Provided information:
=-=-=-=-=

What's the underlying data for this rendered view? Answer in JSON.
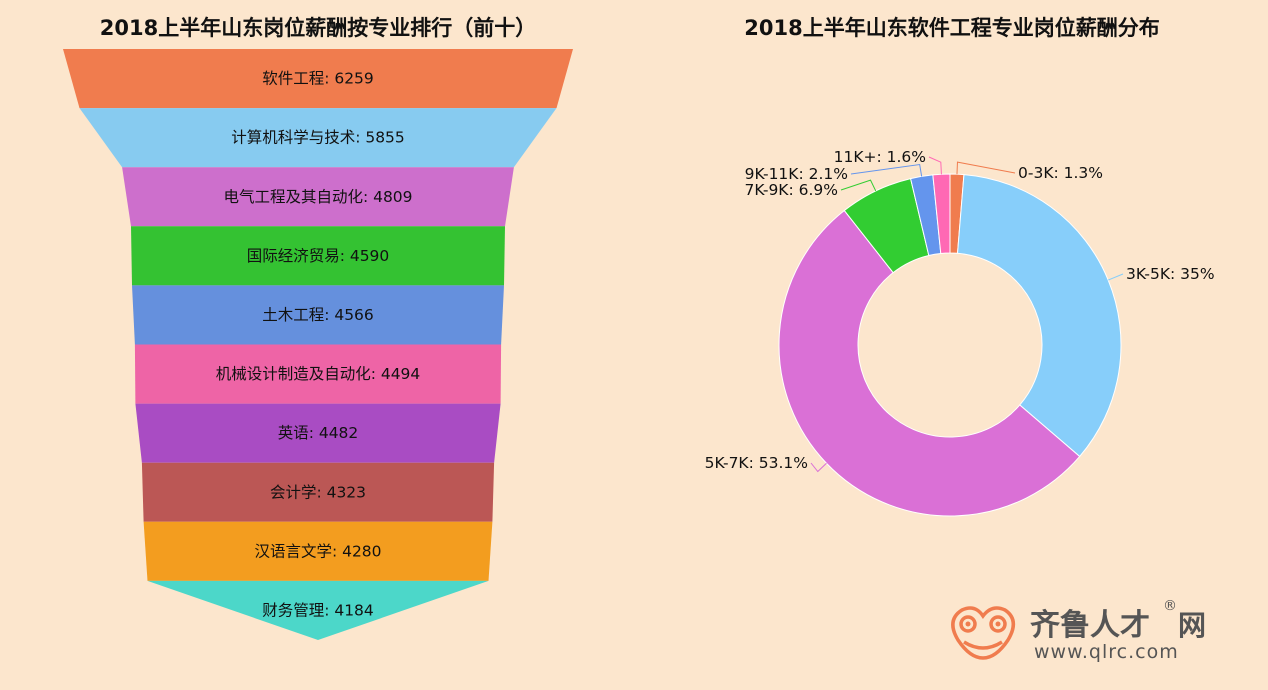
{
  "chart_data": [
    {
      "type": "funnel",
      "title": "2018上半年山东岗位薪酬按专业排行（前十）",
      "categories": [
        "软件工程",
        "计算机科学与技术",
        "电气工程及其自动化",
        "国际经济贸易",
        "土木工程",
        "机械设计制造及自动化",
        "英语",
        "会计学",
        "汉语言文学",
        "财务管理"
      ],
      "values": [
        6259,
        5855,
        4809,
        4590,
        4566,
        4494,
        4482,
        4323,
        4280,
        4184
      ],
      "colors": [
        "#f07c4e",
        "#87cbf0",
        "#cd6fcc",
        "#34c232",
        "#6590dd",
        "#ee64a6",
        "#a94cc3",
        "#bb5755",
        "#f39d1f",
        "#4cd7c9"
      ]
    },
    {
      "type": "pie",
      "title": "2018上半年山东软件工程专业岗位薪酬分布",
      "categories": [
        "0-3K",
        "3K-5K",
        "5K-7K",
        "7K-9K",
        "9K-11K",
        "11K+"
      ],
      "values": [
        1.3,
        35,
        53.1,
        6.9,
        2.1,
        1.6
      ],
      "value_labels": [
        "1.3%",
        "35%",
        "53.1%",
        "6.9%",
        "2.1%",
        "1.6%"
      ],
      "colors": [
        "#f07c4e",
        "#87cefa",
        "#da70d6",
        "#32cd32",
        "#6495ed",
        "#ff69b4"
      ],
      "donut": true,
      "label_separator": ":  "
    }
  ],
  "logo": {
    "name": "齐鲁人才",
    "suffix": "网",
    "registered": "®",
    "url": "www.qlrc.com",
    "colors": {
      "frog": "#f07c4e",
      "text": "#555555"
    }
  }
}
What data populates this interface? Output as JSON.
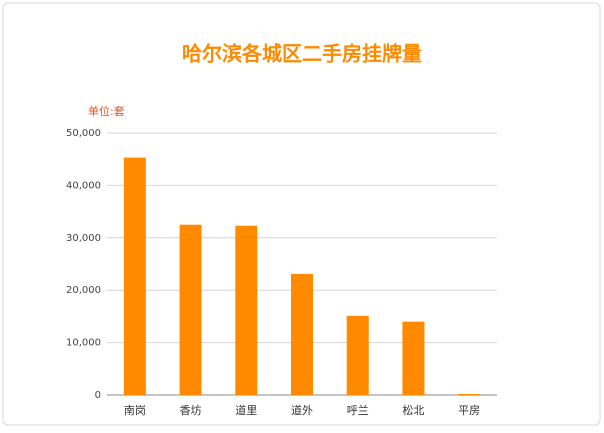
{
  "chart_data": {
    "type": "bar",
    "title": "哈尔滨各城区二手房挂牌量",
    "unit_label": "单位:套",
    "categories": [
      "南岗",
      "香坊",
      "道里",
      "道外",
      "呼兰",
      "松北",
      "平房"
    ],
    "values": [
      45300,
      32500,
      32300,
      23100,
      15100,
      14000,
      200
    ],
    "color": "#ff8a00",
    "ylim": [
      0,
      50000
    ],
    "yticks": [
      0,
      {
        "value": 10000,
        "label": "10,000"
      },
      {
        "value": 20000,
        "label": "20,000"
      },
      {
        "value": 30000,
        "label": "30,000"
      },
      {
        "value": 40000,
        "label": "40,000"
      },
      {
        "value": 50000,
        "label": "50,000"
      }
    ],
    "grid": true
  }
}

=-=-=-=-=

Task directions:
Please retype, exactly and with the pictures left out, the lines from the line containing "What data populates" through the last line of the records above.

Exercise result:
What data populates this interface? Output as JSON.
{
  "chart_data": {
    "type": "bar",
    "title": "哈尔滨各城区二手房挂牌量",
    "unit_label": "单位:套",
    "categories": [
      "南岗",
      "香坊",
      "道里",
      "道外",
      "呼兰",
      "松北",
      "平房"
    ],
    "values": [
      45300,
      32500,
      32300,
      23100,
      15100,
      14000,
      200
    ],
    "color": "#ff8a00",
    "ylim": [
      0,
      50000
    ],
    "yticks": [
      0,
      {
        "value": 10000,
        "label": "10,000"
      },
      {
        "value": 20000,
        "label": "20,000"
      },
      {
        "value": 30000,
        "label": "30,000"
      },
      {
        "value": 40000,
        "label": "40,000"
      },
      {
        "value": 50000,
        "label": "50,000"
      }
    ],
    "grid": true
  }
}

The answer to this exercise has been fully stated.